◆ **Stated problem**:
Work through the material below line by line and say how many lines include the word "색칠하고". Only the number, please.

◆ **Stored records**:
****************

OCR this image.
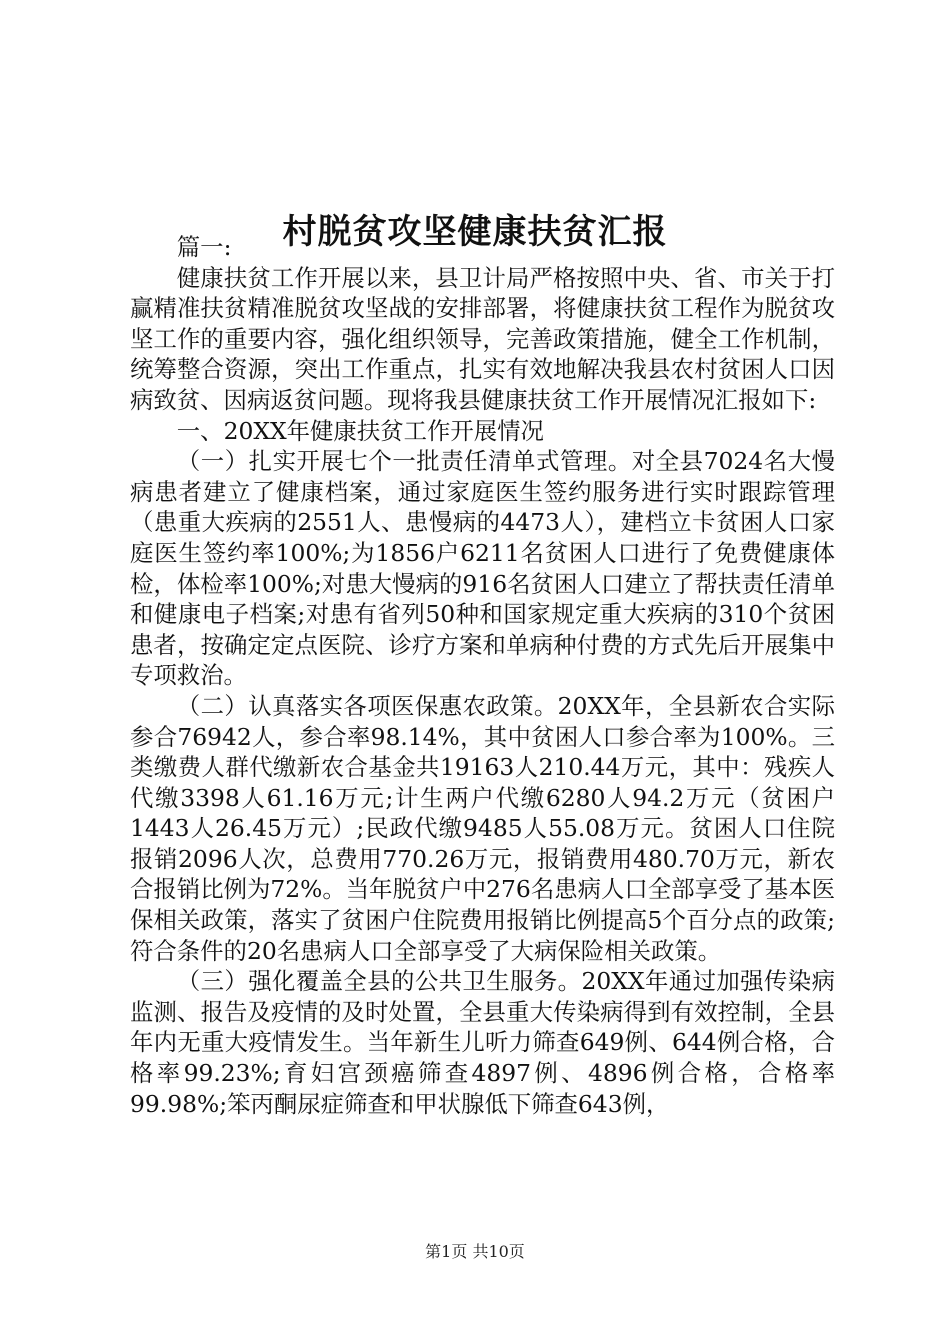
村脱贫攻坚健康扶贫汇报

篇一:

健康扶贫工作开展以来，县卫计局严格按照中央、省、市关于打赢精准扶贫精准脱贫攻坚战的安排部署，将健康扶贫工程作为脱贫攻坚工作的重要内容，强化组织领导，完善政策措施，健全工作机制，统筹整合资源，突出工作重点，扎实有效地解决我县农村贫困人口因病致贫、因病返贫问题。现将我县健康扶贫工作开展情况汇报如下:

一、20XX年健康扶贫工作开展情况

（一）扎实开展七个一批责任清单式管理。对全县7024名大慢病患者建立了健康档案，通过家庭医生签约服务进行实时跟踪管理（患重大疾病的2551人、患慢病的4473人），建档立卡贫困人口家庭医生签约率100%;为1856户6211名贫困人口进行了免费健康体检，体检率100%;对患大慢病的916名贫困人口建立了帮扶责任清单和健康电子档案;对患有省列50种和国家规定重大疾病的310个贫困患者，按确定定点医院、诊疗方案和单病种付费的方式先后开展集中专项救治。

（二）认真落实各项医保惠农政策。20XX年，全县新农合实际参合76942人，参合率98.14%，其中贫困人口参合率为100%。三类缴费人群代缴新农合基金共19163人210.44万元，其中：残疾人代缴3398人61.16万元;计生两户代缴6280人94.2万元（贫困户1443人26.45万元）;民政代缴9485人55.08万元。贫困人口住院报销2096人次，总费用770.26万元，报销费用480.70万元，新农合报销比例为72%。当年脱贫户中276名患病人口全部享受了基本医保相关政策，落实了贫困户住院费用报销比例提高5个百分点的政策;符合条件的20名患病人口全部享受了大病保险相关政策。

（三）强化覆盖全县的公共卫生服务。20XX年通过加强传染病监测、报告及疫情的及时处置，全县重大传染病得到有效控制，全县年内无重大疫情发生。当年新生儿听力筛查649例、644例合格，合格率99.23%;育妇宫颈癌筛查4897例、4896例合格，合格率99.98%;笨丙酮尿症筛查和甲状腺低下筛查643例，

第1页 共10页
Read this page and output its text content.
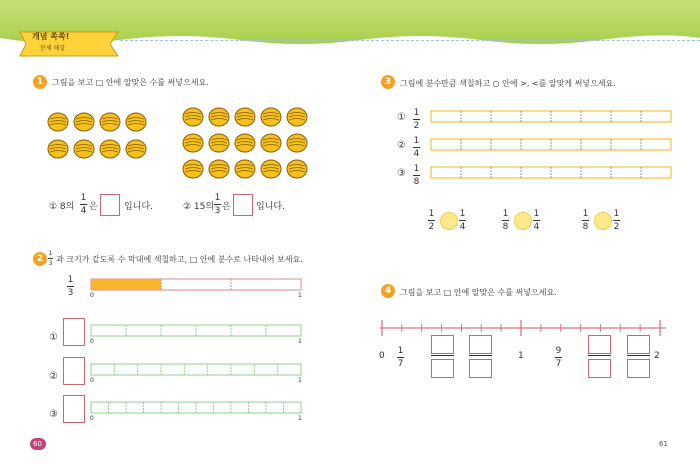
개념 쏙쏙!
문제 해결
1	그림을 보고 □ 안에 알맞은 수를 써넣으세요.
① 8의
1
4 은	입니다.	② 15의
1
3 은	입니다.
2
1
3 과 크기가 같도록 수 막대에 색칠하고, □ 안에 분수로 나타내어 보세요.
1
3	0	1
①	0	1
②	0	1
③	0	1
3	그림에 분수만큼 색칠하고 ○ 안에 >, <를 알맞게 써넣으세요.
① 1
2
② 1
4
③ 1
8
1
2
1
4
1
8
1
4
1
8
1
2
4	그림을 보고 □ 안에 알맞은 수를 써넣으세요.
0 1
7
1	9
7
2
60	61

****************

◆ **Task solution**:
2